- _REQUIREMENTS_: Reproduce the listing below word for word, with no pictures.
Start
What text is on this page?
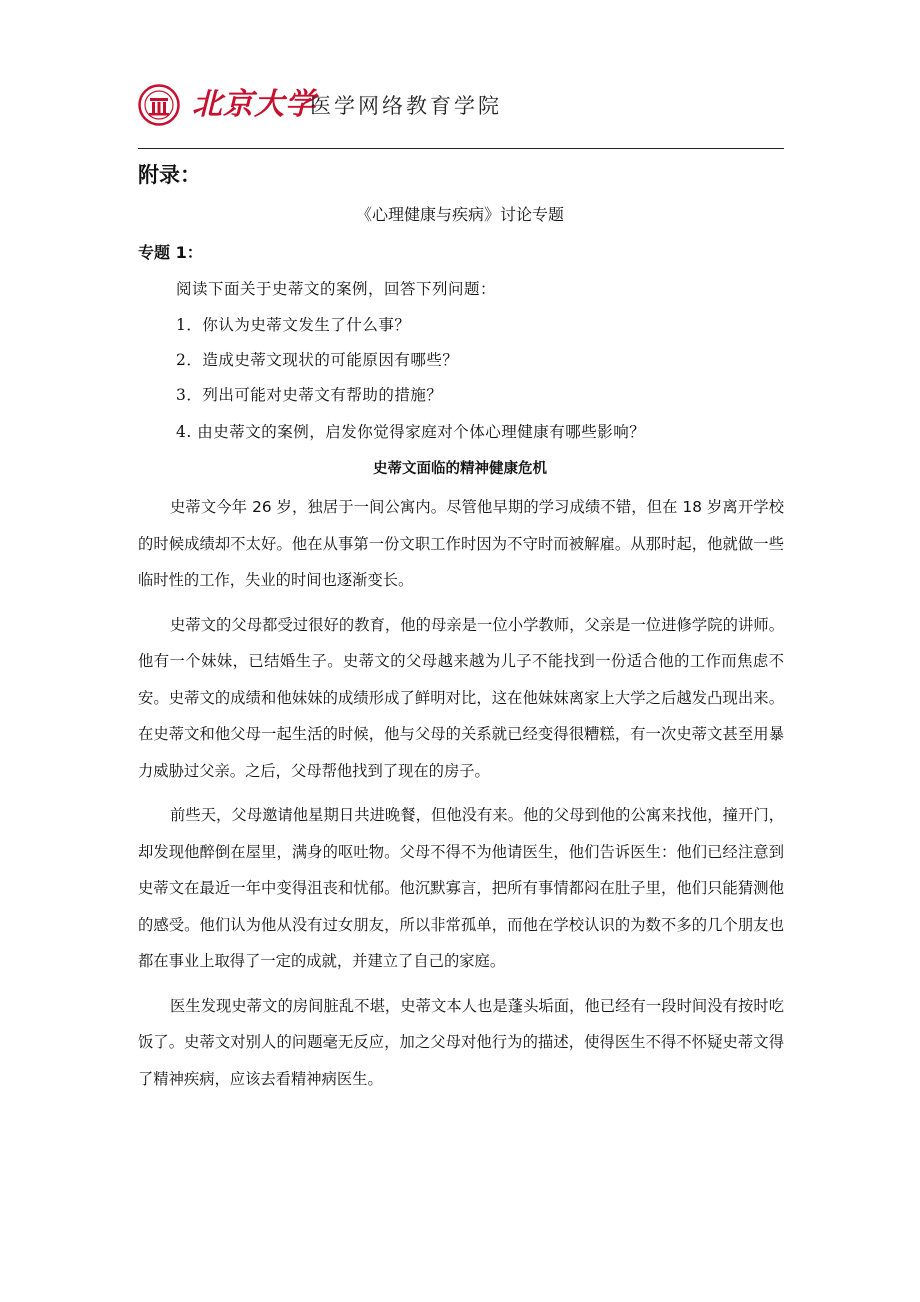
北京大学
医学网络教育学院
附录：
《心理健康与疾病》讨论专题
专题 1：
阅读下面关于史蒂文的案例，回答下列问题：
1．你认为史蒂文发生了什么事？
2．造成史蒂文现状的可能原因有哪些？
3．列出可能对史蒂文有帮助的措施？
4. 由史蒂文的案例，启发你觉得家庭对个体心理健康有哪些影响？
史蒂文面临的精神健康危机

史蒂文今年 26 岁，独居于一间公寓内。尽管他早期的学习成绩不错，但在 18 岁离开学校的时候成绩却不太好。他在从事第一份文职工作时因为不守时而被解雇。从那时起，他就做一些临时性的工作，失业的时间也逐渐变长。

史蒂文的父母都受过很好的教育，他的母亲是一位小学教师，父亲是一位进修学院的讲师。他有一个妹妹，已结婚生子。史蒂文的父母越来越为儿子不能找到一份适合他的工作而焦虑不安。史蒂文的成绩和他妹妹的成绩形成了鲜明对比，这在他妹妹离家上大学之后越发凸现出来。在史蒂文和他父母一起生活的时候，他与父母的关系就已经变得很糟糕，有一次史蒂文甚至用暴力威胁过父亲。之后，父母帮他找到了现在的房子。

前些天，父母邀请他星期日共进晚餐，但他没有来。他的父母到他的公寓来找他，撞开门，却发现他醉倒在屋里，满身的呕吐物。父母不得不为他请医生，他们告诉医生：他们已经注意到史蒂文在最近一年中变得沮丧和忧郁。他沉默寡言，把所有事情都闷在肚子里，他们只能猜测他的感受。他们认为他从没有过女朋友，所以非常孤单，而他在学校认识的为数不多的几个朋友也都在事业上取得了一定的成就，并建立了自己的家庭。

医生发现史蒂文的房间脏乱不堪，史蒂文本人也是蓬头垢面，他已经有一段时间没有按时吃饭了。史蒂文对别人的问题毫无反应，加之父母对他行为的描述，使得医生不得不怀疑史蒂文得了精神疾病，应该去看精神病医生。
End
- _RESULT_:
What text is on this page?
北京大学
医学网络教育学院
附录：
《心理健康与疾病》讨论专题
专题 1：
阅读下面关于史蒂文的案例，回答下列问题：
1．你认为史蒂文发生了什么事？
2．造成史蒂文现状的可能原因有哪些？
3．列出可能对史蒂文有帮助的措施？
4. 由史蒂文的案例，启发你觉得家庭对个体心理健康有哪些影响？
史蒂文面临的精神健康危机

史蒂文今年 26 岁，独居于一间公寓内。尽管他早期的学习成绩不错，但在 18 岁离开学校的时候成绩却不太好。他在从事第一份文职工作时因为不守时而被解雇。从那时起，他就做一些临时性的工作，失业的时间也逐渐变长。

史蒂文的父母都受过很好的教育，他的母亲是一位小学教师，父亲是一位进修学院的讲师。他有一个妹妹，已结婚生子。史蒂文的父母越来越为儿子不能找到一份适合他的工作而焦虑不安。史蒂文的成绩和他妹妹的成绩形成了鲜明对比，这在他妹妹离家上大学之后越发凸现出来。在史蒂文和他父母一起生活的时候，他与父母的关系就已经变得很糟糕，有一次史蒂文甚至用暴力威胁过父亲。之后，父母帮他找到了现在的房子。

前些天，父母邀请他星期日共进晚餐，但他没有来。他的父母到他的公寓来找他，撞开门，却发现他醉倒在屋里，满身的呕吐物。父母不得不为他请医生，他们告诉医生：他们已经注意到史蒂文在最近一年中变得沮丧和忧郁。他沉默寡言，把所有事情都闷在肚子里，他们只能猜测他的感受。他们认为他从没有过女朋友，所以非常孤单，而他在学校认识的为数不多的几个朋友也都在事业上取得了一定的成就，并建立了自己的家庭。

医生发现史蒂文的房间脏乱不堪，史蒂文本人也是蓬头垢面，他已经有一段时间没有按时吃饭了。史蒂文对别人的问题毫无反应，加之父母对他行为的描述，使得医生不得不怀疑史蒂文得了精神疾病，应该去看精神病医生。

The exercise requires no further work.